Leave out the pictures and repeat the rest of the material exactly.

==== DATASET ====

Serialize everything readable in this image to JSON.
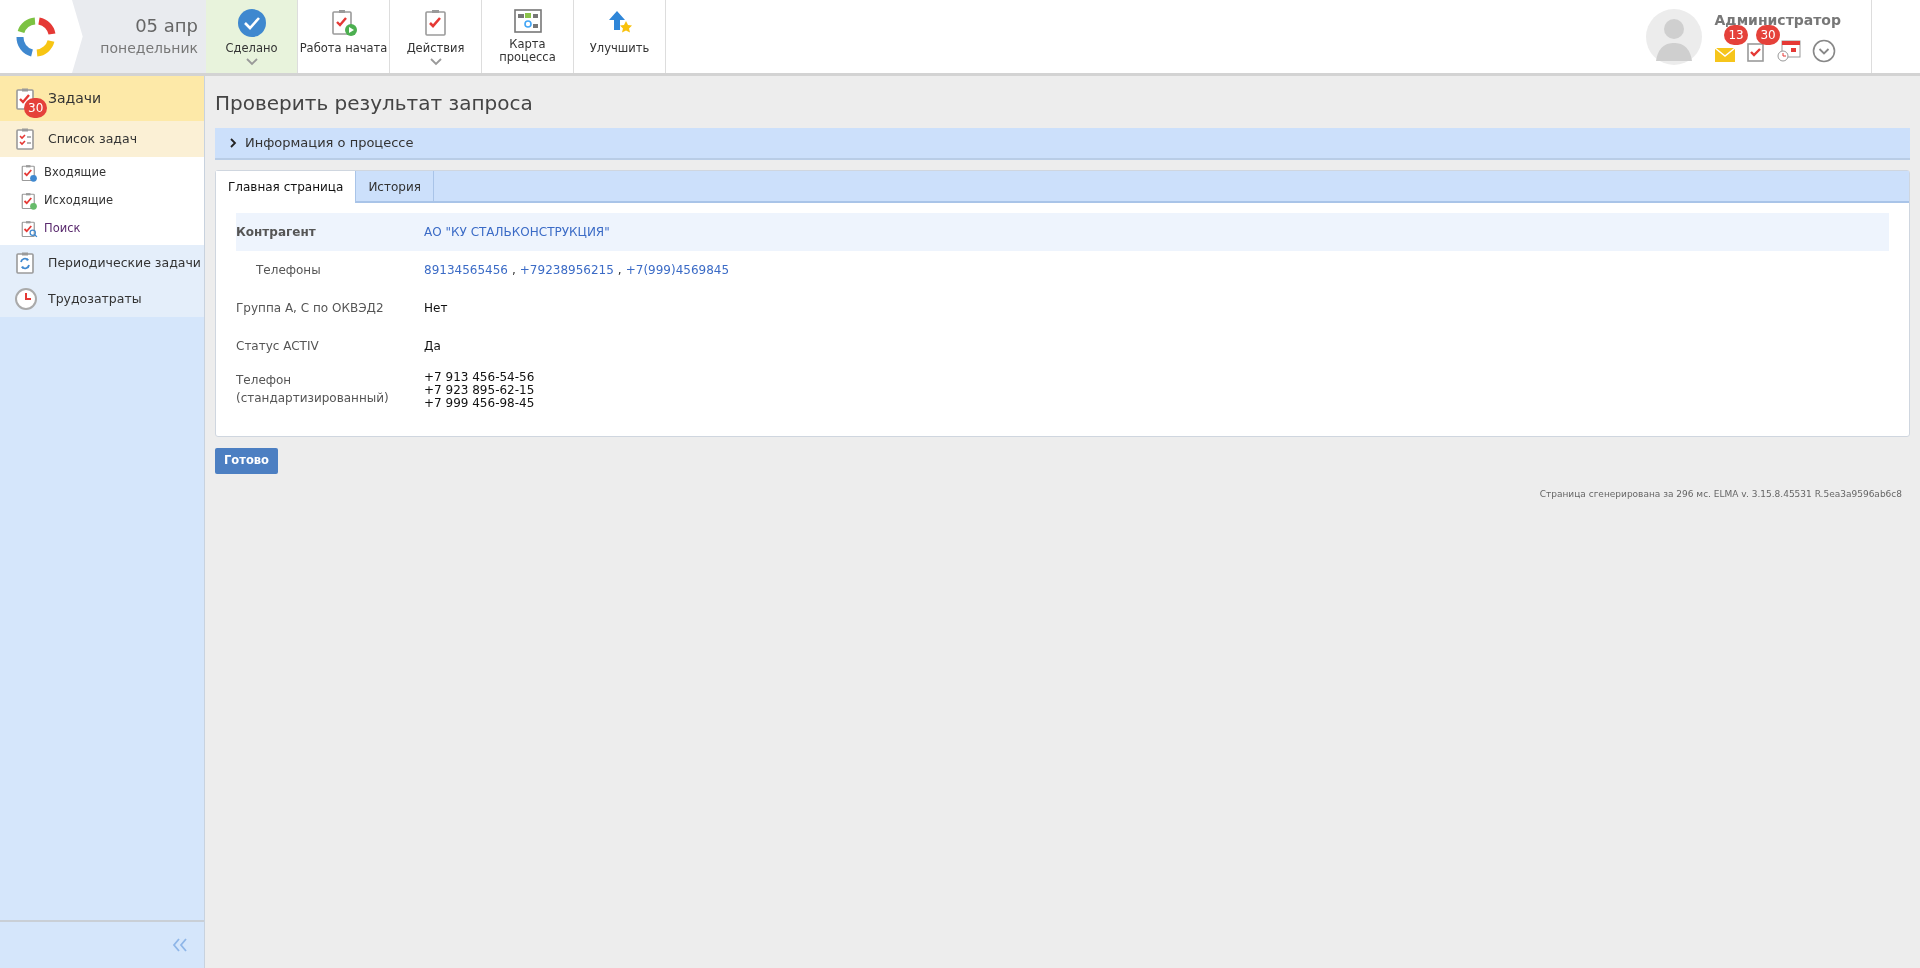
{
  "header": {
    "date": "05 апр",
    "weekday": "понедельник",
    "toolbar": [
      {
        "label": "Сделано",
        "kind": "done",
        "selected": true,
        "dropdown": true
      },
      {
        "label": "Работа начата",
        "kind": "start",
        "selected": false,
        "dropdown": false
      },
      {
        "label": "Действия",
        "kind": "actions",
        "selected": false,
        "dropdown": true
      },
      {
        "label": "Карта процесса",
        "kind": "map",
        "selected": false,
        "dropdown": false
      },
      {
        "label": "Улучшить",
        "kind": "improve",
        "selected": false,
        "dropdown": false
      }
    ],
    "user": {
      "name": "Администратор",
      "notifications": [
        {
          "kind": "mail",
          "badge": "13"
        },
        {
          "kind": "tasks",
          "badge": "30"
        },
        {
          "kind": "calendar"
        },
        {
          "kind": "menu"
        }
      ]
    }
  },
  "sidebar": {
    "header": {
      "label": "Задачи",
      "badge": "30"
    },
    "items": [
      {
        "label": "Список задач",
        "kind": "list",
        "selected": true,
        "children": [
          {
            "label": "Входящие",
            "kind": "incoming"
          },
          {
            "label": "Исходящие",
            "kind": "outgoing"
          },
          {
            "label": "Поиск",
            "kind": "search"
          }
        ]
      },
      {
        "label": "Периодические задачи",
        "kind": "periodic",
        "selected": false
      },
      {
        "label": "Трудозатраты",
        "kind": "time",
        "selected": false
      }
    ]
  },
  "page": {
    "title": "Проверить результат запроса",
    "process_info": {
      "label": "Информация о процессе",
      "expanded": false
    },
    "tabs": [
      {
        "label": "Главная страница",
        "selected": true
      },
      {
        "label": "История",
        "selected": false
      }
    ],
    "fields": [
      {
        "label": "Контрагент",
        "kind": "link",
        "highlighted": true,
        "indented": false,
        "values": [
          "АО \"КУ СТАЛЬКОНСТРУКЦИЯ\""
        ]
      },
      {
        "label": "Телефоны",
        "kind": "link",
        "separator": ",",
        "highlighted": false,
        "indented": true,
        "values": [
          "89134565456",
          "+79238956215",
          "+7(999)4569845"
        ]
      },
      {
        "label": "Группа А, С по ОКВЭД2",
        "kind": "text",
        "highlighted": false,
        "indented": false,
        "values": [
          "Нет"
        ]
      },
      {
        "label": "Статус ACTIV",
        "kind": "text",
        "highlighted": false,
        "indented": false,
        "values": [
          "Да"
        ]
      },
      {
        "label": "Телефон (стандартизированный)",
        "kind": "lines",
        "highlighted": false,
        "indented": false,
        "values": [
          "+7 913 456-54-56",
          "+7 923 895-62-15",
          "+7 999 456-98-45"
        ]
      }
    ],
    "submit": "Готово",
    "footer": "Страница сгенерирована за 296 мс. ELMA v. 3.15.8.45531 R.5ea3a9596ab6c8"
  }
}
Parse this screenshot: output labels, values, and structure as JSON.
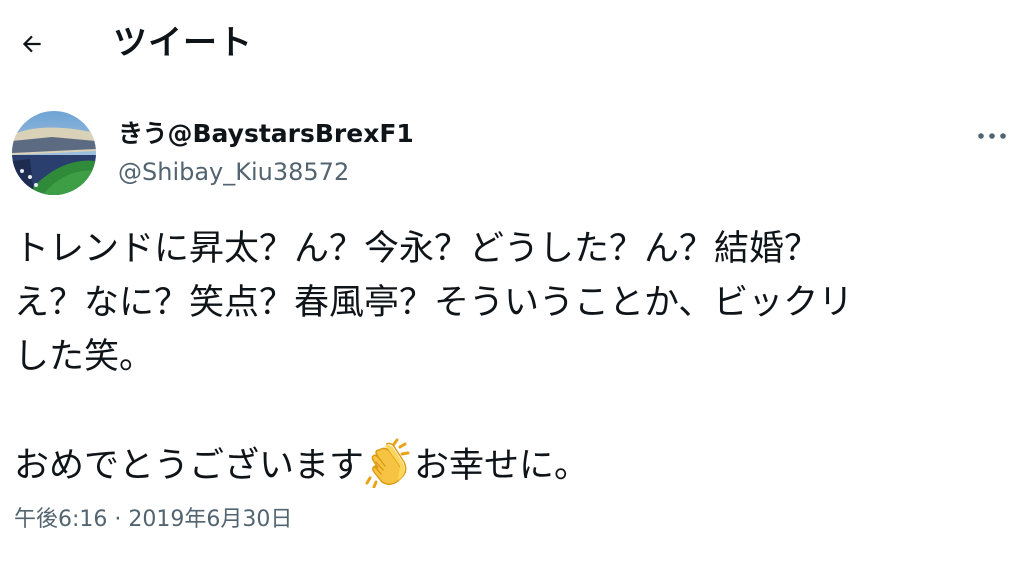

====

TASK ANSWER:
Serialize everything readable in this image to JSON.
{
  "header": {
    "date": "05 апр",
    "weekday": "понедельник",
    "toolbar": [
      {
        "label": "Сделано",
        "kind": "done",
        "selected": true,
        "dropdown": true
      },
      {
        "label": "Работа начата",
        "kind": "start",
        "selected": false,
        "dropdown": false
      },
      {
        "label": "Действия",
        "kind": "actions",
        "selected": false,
        "dropdown": true
      },
      {
        "label": "Карта процесса",
        "kind": "map",
        "selected": false,
        "dropdown": false
      },
      {
        "label": "Улучшить",
        "kind": "improve",
        "selected": false,
        "dropdown": false
      }
    ],
    "user": {
      "name": "Администратор",
      "notifications": [
        {
          "kind": "mail",
          "badge": "13"
        },
        {
          "kind": "tasks",
          "badge": "30"
        },
        {
          "kind": "calendar"
        },
        {
          "kind": "menu"
        }
      ]
    }
  },
  "sidebar": {
    "header": {
      "label": "Задачи",
      "badge": "30"
    },
    "items": [
      {
        "label": "Список задач",
        "kind": "list",
        "selected": true,
        "children": [
          {
            "label": "Входящие",
            "kind": "incoming"
          },
          {
            "label": "Исходящие",
            "kind": "outgoing"
          },
          {
            "label": "Поиск",
            "kind": "search"
          }
        ]
      },
      {
        "label": "Периодические задачи",
        "kind": "periodic",
        "selected": false
      },
      {
        "label": "Трудозатраты",
        "kind": "time",
        "selected": false
      }
    ]
  },
  "page": {
    "title": "Проверить результат запроса",
    "process_info": {
      "label": "Информация о процессе",
      "expanded": false
    },
    "tabs": [
      {
        "label": "Главная страница",
        "selected": true
      },
      {
        "label": "История",
        "selected": false
      }
    ],
    "fields": [
      {
        "label": "Контрагент",
        "kind": "link",
        "highlighted": true,
        "indented": false,
        "values": [
          "АО \"КУ СТАЛЬКОНСТРУКЦИЯ\""
        ]
      },
      {
        "label": "Телефоны",
        "kind": "link",
        "separator": ",",
        "highlighted": false,
        "indented": true,
        "values": [
          "89134565456",
          "+79238956215",
          "+7(999)4569845"
        ]
      },
      {
        "label": "Группа А, С по ОКВЭД2",
        "kind": "text",
        "highlighted": false,
        "indented": false,
        "values": [
          "Нет"
        ]
      },
      {
        "label": "Статус ACTIV",
        "kind": "text",
        "highlighted": false,
        "indented": false,
        "values": [
          "Да"
        ]
      },
      {
        "label": "Телефон (стандартизированный)",
        "kind": "lines",
        "highlighted": false,
        "indented": false,
        "values": [
          "+7 913 456-54-56",
          "+7 923 895-62-15",
          "+7 999 456-98-45"
        ]
      }
    ],
    "submit": "Готово",
    "footer": "Страница сгенерирована за 296 мс. ELMA v. 3.15.8.45531 R.5ea3a9596ab6c8"
  }
}
Parse this screenshot: output labels, values, and structure as JSON.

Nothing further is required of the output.